> [Problem requirements]: In the items below, copy out every line word for word, starting at the line with "candle-body bbox=[104, 297, 122, 333]" and ending with the line with "y-tick-label: 63.00000 bbox=[1864, 38, 1915, 52]", both included.

======== Data for processing

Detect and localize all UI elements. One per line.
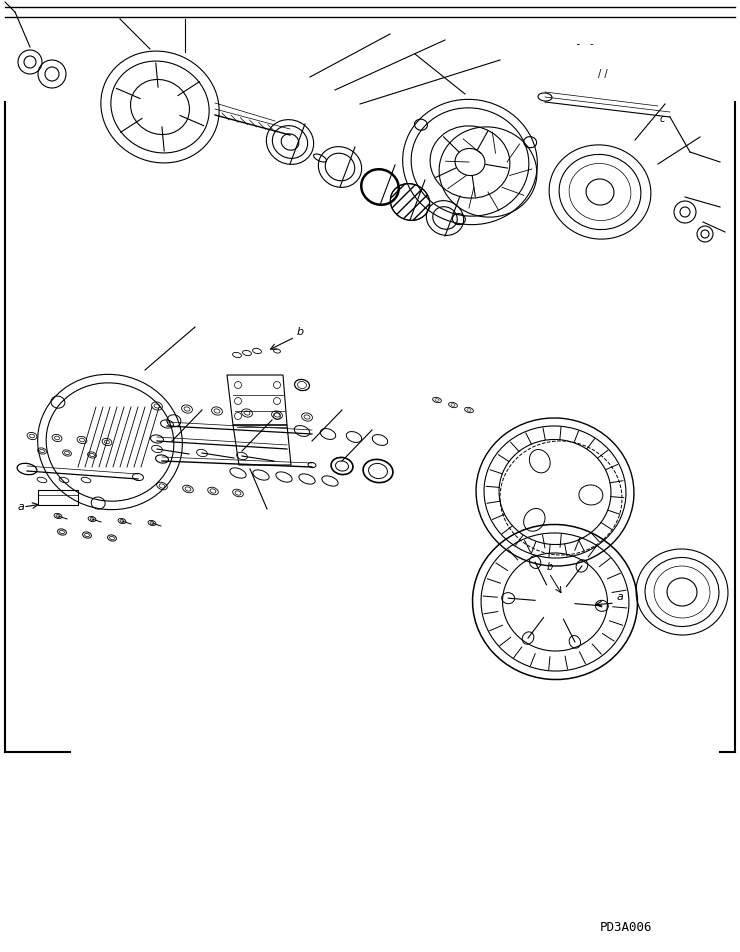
Text: a: a: [617, 592, 624, 602]
Text: b: b: [297, 327, 304, 337]
Text: - -: - -: [575, 39, 595, 49]
Text: / /: / /: [598, 69, 608, 79]
Text: PD3A006: PD3A006: [599, 921, 652, 934]
Text: a: a: [18, 502, 25, 512]
Text: b: b: [547, 562, 554, 572]
Text: c: c: [660, 114, 665, 124]
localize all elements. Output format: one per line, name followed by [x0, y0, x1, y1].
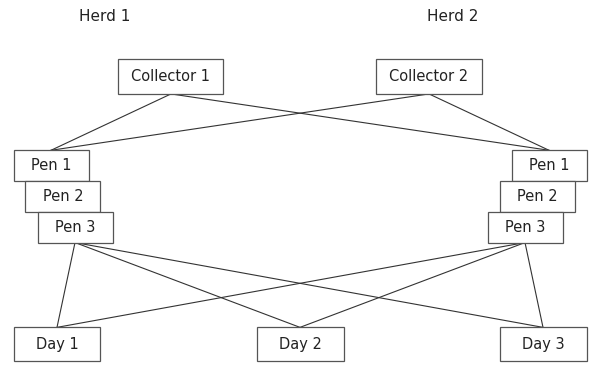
Text: Collector 1: Collector 1: [131, 69, 211, 84]
FancyBboxPatch shape: [487, 212, 563, 243]
FancyBboxPatch shape: [257, 327, 343, 361]
Text: Pen 1: Pen 1: [31, 158, 71, 173]
FancyBboxPatch shape: [499, 181, 575, 212]
Text: Pen 3: Pen 3: [505, 220, 545, 235]
Text: Day 2: Day 2: [278, 337, 322, 352]
Text: Herd 1: Herd 1: [79, 9, 131, 24]
FancyBboxPatch shape: [377, 58, 482, 94]
FancyBboxPatch shape: [14, 327, 100, 361]
FancyBboxPatch shape: [14, 150, 89, 181]
Text: Pen 1: Pen 1: [529, 158, 569, 173]
FancyBboxPatch shape: [118, 58, 223, 94]
Text: Pen 3: Pen 3: [55, 220, 95, 235]
Text: Pen 2: Pen 2: [43, 189, 83, 204]
Text: Day 3: Day 3: [521, 337, 565, 352]
FancyBboxPatch shape: [511, 150, 587, 181]
Text: Day 1: Day 1: [35, 337, 79, 352]
Text: Herd 2: Herd 2: [427, 9, 479, 24]
Text: Pen 2: Pen 2: [517, 189, 557, 204]
Text: Collector 2: Collector 2: [389, 69, 469, 84]
FancyBboxPatch shape: [499, 327, 587, 361]
FancyBboxPatch shape: [25, 181, 100, 212]
FancyBboxPatch shape: [37, 212, 113, 243]
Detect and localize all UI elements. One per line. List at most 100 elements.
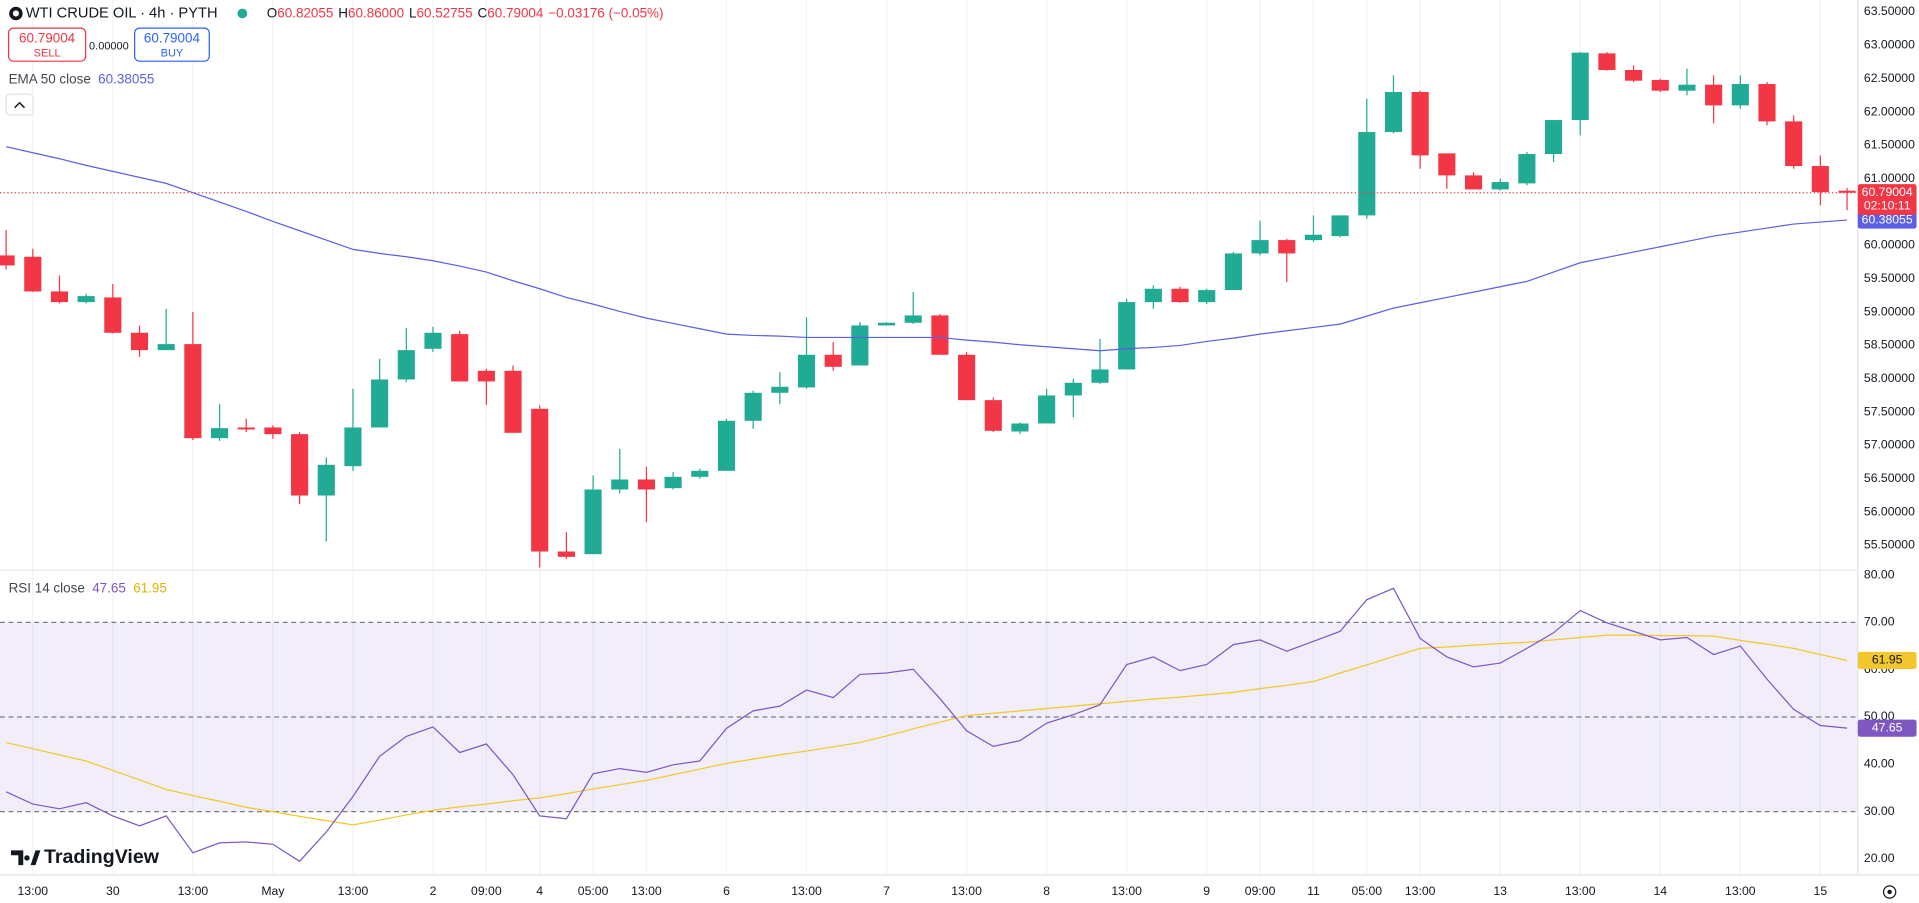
candle-body bbox=[104, 297, 122, 333]
candle-body bbox=[1198, 290, 1216, 303]
logo-text: TradingView bbox=[44, 846, 160, 868]
x-tick-label: May bbox=[261, 884, 285, 898]
candle-body bbox=[931, 315, 949, 355]
candle-body bbox=[1251, 240, 1269, 254]
y-tick-label: 61.00000 bbox=[1864, 171, 1915, 185]
y-tick-label: 59.00000 bbox=[1864, 304, 1915, 318]
last-price-badge bbox=[1857, 184, 1917, 215]
ohlc-value: 60.86000 bbox=[348, 5, 404, 20]
ema-line bbox=[5, 146, 1848, 352]
candle-body bbox=[1464, 175, 1483, 190]
candle-body bbox=[1278, 240, 1296, 254]
x-tick-label: 09:00 bbox=[1245, 884, 1276, 898]
x-tick-label: 13:00 bbox=[791, 884, 822, 898]
candle-body bbox=[1491, 182, 1509, 190]
buy-label: BUY bbox=[161, 48, 184, 60]
x-tick-label: 13:00 bbox=[338, 884, 369, 898]
candle-body bbox=[771, 386, 789, 393]
candle-body bbox=[1651, 80, 1669, 91]
y-tick-label: 80.00 bbox=[1864, 567, 1895, 581]
y-tick-label: 56.00000 bbox=[1864, 504, 1915, 518]
buy-button[interactable] bbox=[134, 27, 210, 62]
y-tick-label: 63.50000 bbox=[1864, 4, 1915, 18]
y-tick-label: 56.50000 bbox=[1864, 471, 1915, 485]
y-tick-label: 58.50000 bbox=[1864, 338, 1915, 352]
candle-body bbox=[1571, 52, 1589, 121]
candle-body bbox=[184, 344, 202, 439]
candle-body bbox=[611, 479, 629, 490]
ohlc-value: 60.52755 bbox=[417, 5, 473, 20]
ema-legend[interactable]: EMA 50 close 60.38055 bbox=[9, 71, 155, 86]
ohlc-change: −0.03176 (−0.05%) bbox=[548, 5, 663, 20]
candle-body bbox=[344, 427, 362, 467]
x-tick-label: 13:00 bbox=[1725, 884, 1756, 898]
candle-body bbox=[237, 427, 255, 430]
spread: 0.00000 bbox=[89, 40, 129, 52]
x-tick-label: 09:00 bbox=[471, 884, 502, 898]
rsi-legend[interactable]: RSI 14 close 47.65 61.95 bbox=[9, 580, 167, 595]
y-tick-label: 63.00000 bbox=[1864, 38, 1915, 52]
x-tick-label: 15 bbox=[1814, 884, 1828, 898]
sell-button[interactable] bbox=[7, 27, 87, 62]
candle-body bbox=[851, 325, 869, 366]
x-tick-label: 13:00 bbox=[178, 884, 209, 898]
x-tick-label: 30 bbox=[106, 884, 120, 898]
x-tick-label: 8 bbox=[1043, 884, 1050, 898]
candle-body bbox=[1705, 84, 1723, 106]
candle-body bbox=[1224, 253, 1242, 291]
market-status[interactable] bbox=[237, 8, 248, 19]
candle-body bbox=[371, 379, 389, 428]
candle-body bbox=[1304, 234, 1323, 241]
candle-body bbox=[531, 408, 549, 552]
logo[interactable]: TradingView bbox=[11, 846, 160, 868]
candle-body bbox=[691, 470, 709, 477]
y-tick-label: 30.00 bbox=[1864, 804, 1895, 818]
last-price-text: 60.79004 bbox=[1862, 185, 1913, 199]
candle-body bbox=[0, 255, 15, 266]
x-tick-label: 4 bbox=[536, 884, 543, 898]
ohlc-value: 60.82055 bbox=[277, 5, 333, 20]
symbol-title[interactable]: WTI CRUDE OIL · 4h · PYTH bbox=[26, 5, 218, 21]
y-tick-label: 59.50000 bbox=[1864, 271, 1915, 285]
candle-body bbox=[797, 354, 816, 388]
y-tick-label: 61.50000 bbox=[1864, 138, 1915, 152]
candle-body bbox=[504, 370, 522, 433]
axis-badges: 55.50000 56.00000 56.50000 57.00000 57.50000… bbox=[18, 4, 1917, 898]
rsi-ma-legend-value: 61.95 bbox=[133, 580, 167, 595]
candle-body bbox=[1731, 84, 1749, 106]
ohlc-key: C bbox=[478, 5, 488, 20]
candle-body bbox=[1758, 84, 1776, 122]
rsi-badge bbox=[1857, 719, 1917, 737]
candle-body bbox=[824, 354, 842, 367]
settings-icon[interactable] bbox=[1882, 885, 1897, 899]
candle-body bbox=[50, 291, 69, 303]
candle-body bbox=[130, 332, 149, 351]
candle-body bbox=[958, 354, 976, 401]
candle-body bbox=[637, 479, 656, 490]
countdown-text: 02:10:11 bbox=[1864, 198, 1911, 212]
candle-body bbox=[424, 332, 442, 349]
sell-price: 60.79004 bbox=[19, 31, 76, 46]
rsi-badge-text: 61.95 bbox=[1872, 653, 1903, 667]
x-tick-label: 11 bbox=[1307, 884, 1320, 898]
candle-body bbox=[1625, 70, 1643, 81]
candle-body bbox=[1438, 153, 1456, 176]
candle-body bbox=[744, 392, 762, 421]
candle-body bbox=[157, 344, 175, 351]
candle-body bbox=[1384, 92, 1403, 133]
sell-label: SELL bbox=[34, 48, 61, 60]
candle-body bbox=[557, 551, 575, 557]
y-tick-label: 70.00 bbox=[1864, 615, 1895, 629]
settings-icon-dot bbox=[1887, 889, 1892, 895]
candle-body bbox=[1011, 423, 1029, 432]
buy-price: 60.79004 bbox=[144, 31, 201, 46]
x-tick-label: 13:00 bbox=[18, 884, 49, 898]
candle-body bbox=[397, 350, 415, 380]
collapse-button[interactable] bbox=[5, 93, 34, 116]
candle-body bbox=[1811, 166, 1829, 193]
collapse-icon bbox=[14, 101, 25, 109]
candle-body bbox=[1678, 84, 1696, 91]
candle-body bbox=[984, 400, 1002, 431]
ema-legend-value: 60.38055 bbox=[98, 71, 154, 86]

================

> [Correct answer]:
candle-body bbox=[104, 297, 122, 333]
candle-body bbox=[1198, 290, 1216, 303]
logo-text: TradingView bbox=[44, 846, 160, 868]
x-tick-label: May bbox=[261, 884, 285, 898]
candle-body bbox=[931, 315, 949, 355]
candle-body bbox=[1251, 240, 1269, 254]
y-tick-label: 61.00000 bbox=[1864, 171, 1915, 185]
y-tick-label: 59.00000 bbox=[1864, 304, 1915, 318]
last-price-badge bbox=[1857, 184, 1917, 215]
ohlc-value: 60.86000 bbox=[348, 5, 404, 20]
ema-line bbox=[5, 146, 1848, 352]
candle-body bbox=[1464, 175, 1483, 190]
candle-body bbox=[1278, 240, 1296, 254]
x-tick-label: 09:00 bbox=[1245, 884, 1276, 898]
x-tick-label: 13:00 bbox=[791, 884, 822, 898]
candle-body bbox=[1491, 182, 1509, 190]
buy-label: BUY bbox=[161, 48, 184, 60]
x-tick-label: 13:00 bbox=[338, 884, 369, 898]
candle-body bbox=[771, 386, 789, 393]
candle-body bbox=[1651, 80, 1669, 91]
y-tick-label: 80.00 bbox=[1864, 567, 1895, 581]
y-tick-label: 56.00000 bbox=[1864, 504, 1915, 518]
buy-button[interactable] bbox=[134, 27, 210, 62]
y-tick-label: 63.50000 bbox=[1864, 4, 1915, 18]
y-tick-label: 56.50000 bbox=[1864, 471, 1915, 485]
y-tick-label: 58.50000 bbox=[1864, 338, 1915, 352]
candle-body bbox=[1571, 52, 1589, 121]
candle-body bbox=[184, 344, 202, 439]
candle-body bbox=[611, 479, 629, 490]
ohlc-value: 60.52755 bbox=[417, 5, 473, 20]
ema-legend[interactable]: EMA 50 close 60.38055 bbox=[9, 71, 155, 86]
ohlc-change: −0.03176 (−0.05%) bbox=[548, 5, 663, 20]
candle-body bbox=[344, 427, 362, 467]
x-tick-label: 13:00 bbox=[1725, 884, 1756, 898]
candle-body bbox=[237, 427, 255, 430]
spread: 0.00000 bbox=[89, 40, 129, 52]
x-tick-label: 09:00 bbox=[471, 884, 502, 898]
rsi-legend[interactable]: RSI 14 close 47.65 61.95 bbox=[9, 580, 167, 595]
y-tick-label: 63.00000 bbox=[1864, 38, 1915, 52]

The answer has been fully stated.